Only lines with the word "accounts" are needed; collect each of them from the listing below.

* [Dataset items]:
+++

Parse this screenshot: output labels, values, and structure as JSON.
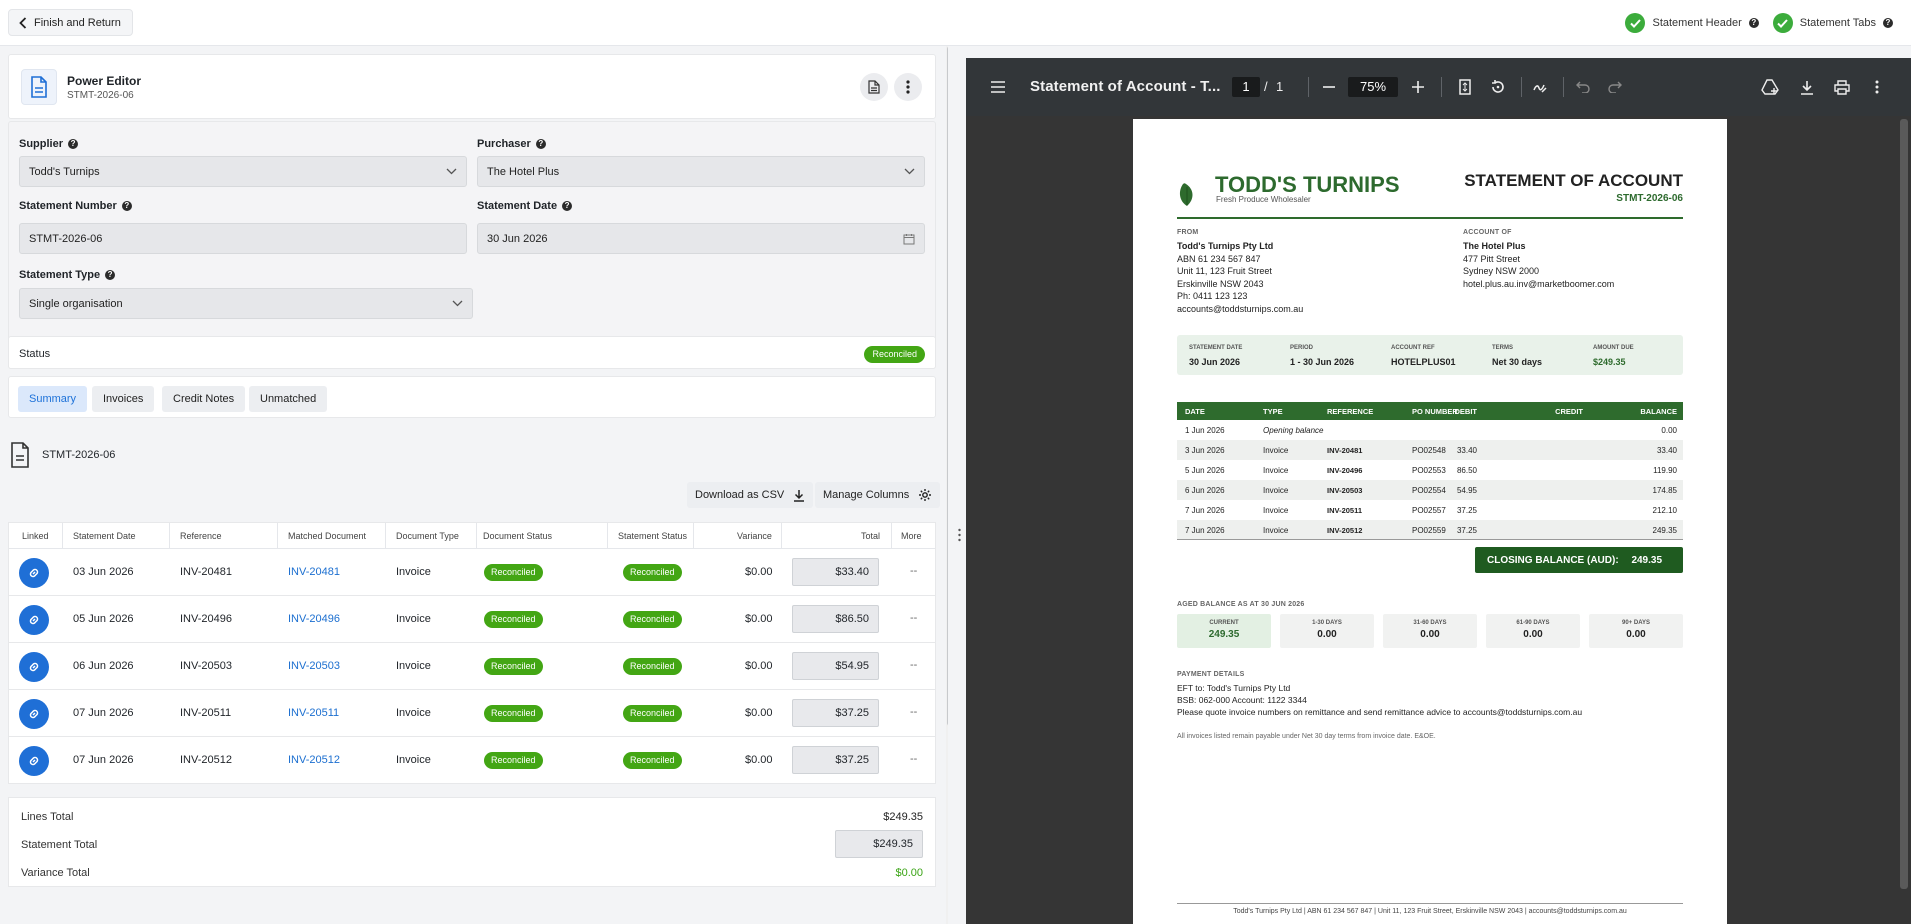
{
  "topbar": {
    "back_label": "Finish and Return",
    "checks": [
      {
        "label": "Statement Header"
      },
      {
        "label": "Statement Tabs"
      }
    ]
  },
  "editor": {
    "title": "Power Editor",
    "subtitle": "STMT-2026-06"
  },
  "form": {
    "supplier_label": "Supplier",
    "supplier_value": "Todd's Turnips",
    "purchaser_label": "Purchaser",
    "purchaser_value": "The Hotel Plus",
    "statement_number_label": "Statement Number",
    "statement_number_value": "STMT-2026-06",
    "statement_date_label": "Statement Date",
    "statement_date_value": "30 Jun 2026",
    "statement_type_label": "Statement Type",
    "statement_type_value": "Single organisation"
  },
  "status": {
    "label": "Status",
    "value": "Reconciled"
  },
  "tabs": [
    "Summary",
    "Invoices",
    "Credit Notes",
    "Unmatched"
  ],
  "doc_name": "STMT-2026-06",
  "actions": {
    "download_csv": "Download as CSV",
    "manage_columns": "Manage Columns"
  },
  "table": {
    "headers": [
      "Linked",
      "Statement Date",
      "Reference",
      "Matched Document",
      "Document Type",
      "Document Status",
      "Statement Status",
      "Variance",
      "Total",
      "More"
    ],
    "rows": [
      {
        "date": "03 Jun 2026",
        "ref": "INV-20481",
        "matched": "INV-20481",
        "type": "Invoice",
        "doc_status": "Reconciled",
        "stmt_status": "Reconciled",
        "variance": "$0.00",
        "total": "$33.40",
        "more": "--"
      },
      {
        "date": "05 Jun 2026",
        "ref": "INV-20496",
        "matched": "INV-20496",
        "type": "Invoice",
        "doc_status": "Reconciled",
        "stmt_status": "Reconciled",
        "variance": "$0.00",
        "total": "$86.50",
        "more": "--"
      },
      {
        "date": "06 Jun 2026",
        "ref": "INV-20503",
        "matched": "INV-20503",
        "type": "Invoice",
        "doc_status": "Reconciled",
        "stmt_status": "Reconciled",
        "variance": "$0.00",
        "total": "$54.95",
        "more": "--"
      },
      {
        "date": "07 Jun 2026",
        "ref": "INV-20511",
        "matched": "INV-20511",
        "type": "Invoice",
        "doc_status": "Reconciled",
        "stmt_status": "Reconciled",
        "variance": "$0.00",
        "total": "$37.25",
        "more": "--"
      },
      {
        "date": "07 Jun 2026",
        "ref": "INV-20512",
        "matched": "INV-20512",
        "type": "Invoice",
        "doc_status": "Reconciled",
        "stmt_status": "Reconciled",
        "variance": "$0.00",
        "total": "$37.25",
        "more": "--"
      }
    ]
  },
  "totals": {
    "lines_label": "Lines Total",
    "lines_value": "$249.35",
    "statement_label": "Statement Total",
    "statement_value": "$249.35",
    "variance_label": "Variance Total",
    "variance_value": "$0.00"
  },
  "viewer": {
    "title": "Statement of Account - T...",
    "page_current": "1",
    "page_sep": "/",
    "page_total": "1",
    "zoom": "75%"
  },
  "pdf": {
    "brand": "TODD'S TURNIPS",
    "tagline": "Fresh Produce Wholesaler",
    "doc_title": "STATEMENT OF ACCOUNT",
    "doc_number": "STMT-2026-06",
    "from_label": "FROM",
    "from_lines": [
      "Todd's Turnips Pty Ltd",
      "ABN 61 234 567 847",
      "Unit 11, 123 Fruit Street",
      "Erskinville NSW 2043",
      "Ph: 0411 123 123",
      "accounts@toddsturnips.com.au"
    ],
    "account_label": "ACCOUNT OF",
    "account_lines": [
      "The Hotel Plus",
      "477 Pitt Street",
      "Sydney NSW 2000",
      "hotel.plus.au.inv@marketboomer.com"
    ],
    "summary": [
      {
        "k": "STATEMENT DATE",
        "v": "30 Jun 2026"
      },
      {
        "k": "PERIOD",
        "v": "1 - 30 Jun 2026"
      },
      {
        "k": "ACCOUNT REF",
        "v": "HOTELPLUS01"
      },
      {
        "k": "TERMS",
        "v": "Net 30 days"
      },
      {
        "k": "AMOUNT DUE",
        "v": "$249.35"
      }
    ],
    "table_headers": [
      "DATE",
      "TYPE",
      "REFERENCE",
      "PO NUMBER",
      "DEBIT",
      "CREDIT",
      "BALANCE"
    ],
    "table_rows": [
      [
        "1 Jun 2026",
        "Opening balance",
        "",
        "",
        "",
        "",
        "0.00"
      ],
      [
        "3 Jun 2026",
        "Invoice",
        "INV-20481",
        "PO02548",
        "33.40",
        "",
        "33.40"
      ],
      [
        "5 Jun 2026",
        "Invoice",
        "INV-20496",
        "PO02553",
        "86.50",
        "",
        "119.90"
      ],
      [
        "6 Jun 2026",
        "Invoice",
        "INV-20503",
        "PO02554",
        "54.95",
        "",
        "174.85"
      ],
      [
        "7 Jun 2026",
        "Invoice",
        "INV-20511",
        "PO02557",
        "37.25",
        "",
        "212.10"
      ],
      [
        "7 Jun 2026",
        "Invoice",
        "INV-20512",
        "PO02559",
        "37.25",
        "",
        "249.35"
      ]
    ],
    "closing_label": "CLOSING BALANCE (AUD):",
    "closing_value": "249.35",
    "aged_title": "AGED BALANCE AS AT 30 JUN 2026",
    "aged": [
      {
        "k": "CURRENT",
        "v": "249.35"
      },
      {
        "k": "1-30 DAYS",
        "v": "0.00"
      },
      {
        "k": "31-60 DAYS",
        "v": "0.00"
      },
      {
        "k": "61-90 DAYS",
        "v": "0.00"
      },
      {
        "k": "90+ DAYS",
        "v": "0.00"
      }
    ],
    "payment_title": "PAYMENT DETAILS",
    "payment_lines": [
      "EFT to: Todd's Turnips Pty Ltd",
      "BSB: 062-000    Account: 1122 3344",
      "Please quote invoice numbers on remittance and send remittance advice to accounts@toddsturnips.com.au"
    ],
    "note": "All invoices listed remain payable under Net 30 day terms from invoice date. E&OE.",
    "footer": "Todd's Turnips Pty Ltd  |  ABN 61 234 567 847  |  Unit 11, 123 Fruit Street, Erskinville NSW 2043  |  accounts@toddsturnips.com.au"
  },
  "colors": {
    "accent": "#1f6fd6",
    "success": "#43a614",
    "brand_green": "#2d6a2e"
  }
}
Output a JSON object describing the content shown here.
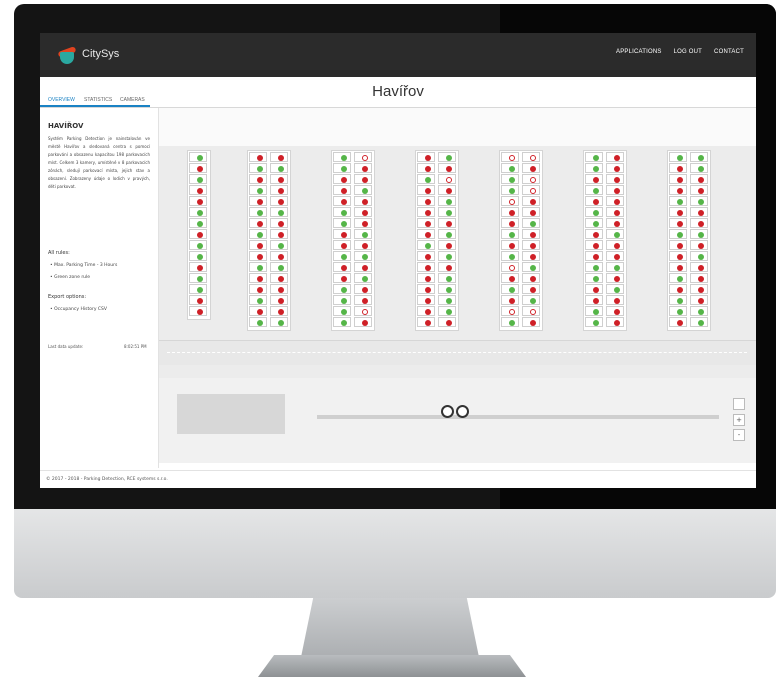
{
  "header": {
    "logo_text": "CitySys",
    "nav": [
      "APPLICATIONS",
      "LOG OUT",
      "CONTACT"
    ]
  },
  "tabs": [
    "OVERVIEW",
    "STATISTICS",
    "CAMERAS"
  ],
  "page_title": "Havířov",
  "sidebar": {
    "heading": "HAVÍŘOV",
    "description": "Systém Parking Detection je nainstalován ve městě Havířov a sledovaná centra s pomocí parkování a obsazenu kapacitou 198 parkovacích míst. Celkem 3 kamery, umístěné v 8 parkovacích zónách, sledují parkovací místa, jejich stav a obsazení. Zobrazeny údaje o lodich v pravých, děti parkovat.",
    "all_rules_label": "All rules:",
    "rules": [
      "Max. Parking Time - 3 Hours",
      "Green zone rule"
    ],
    "export_label": "Export options:",
    "exports": [
      "Occupancy History CSV"
    ],
    "last_update_label": "Last data update:",
    "last_update_value": "8:02:51 PM"
  },
  "map": {
    "zoom_plus": "+",
    "zoom_minus": "-",
    "colors": {
      "free": "#55b548",
      "occupied": "#cf2027"
    },
    "columns": [
      {
        "rows": 15,
        "pattern": "fofooffoffoffoo"
      },
      {
        "rows": 15,
        "pattern": "ooffoofoooffoofoofooffoooofo"
      },
      {
        "rows": 15,
        "pattern": "frfoooofoofofoofooffoooffofo"
      },
      {
        "rows": 15,
        "pattern": "ofoofrooofofoooffoofooofofof"
      },
      {
        "rows": 15,
        "pattern": "rrfofrfrrooooffoooforfoofoof"
      },
      {
        "rows": 15,
        "pattern": "fofooofooofofoofoooofffoofoo"
      },
      {
        "rows": 15,
        "pattern": "ffofooooffooooffooofoofooofo"
      }
    ]
  },
  "footer": "© 2017 - 2018 - Parking Detection, RCE systems s.r.o."
}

+++

* [WRITTEN RESPONSE]:
      "accounts@toddsturnips.com.au"
      "Please quote invoice numbers on remittance and send remittance advice to accounts@toddsturnips.com.au"
    "footer": "Todd's Turnips Pty Ltd  |  ABN 61 234 567 847  |  Unit 11, 123 Fruit Street, Erskinville NSW 2043  |  accounts@toddsturnips.com.au"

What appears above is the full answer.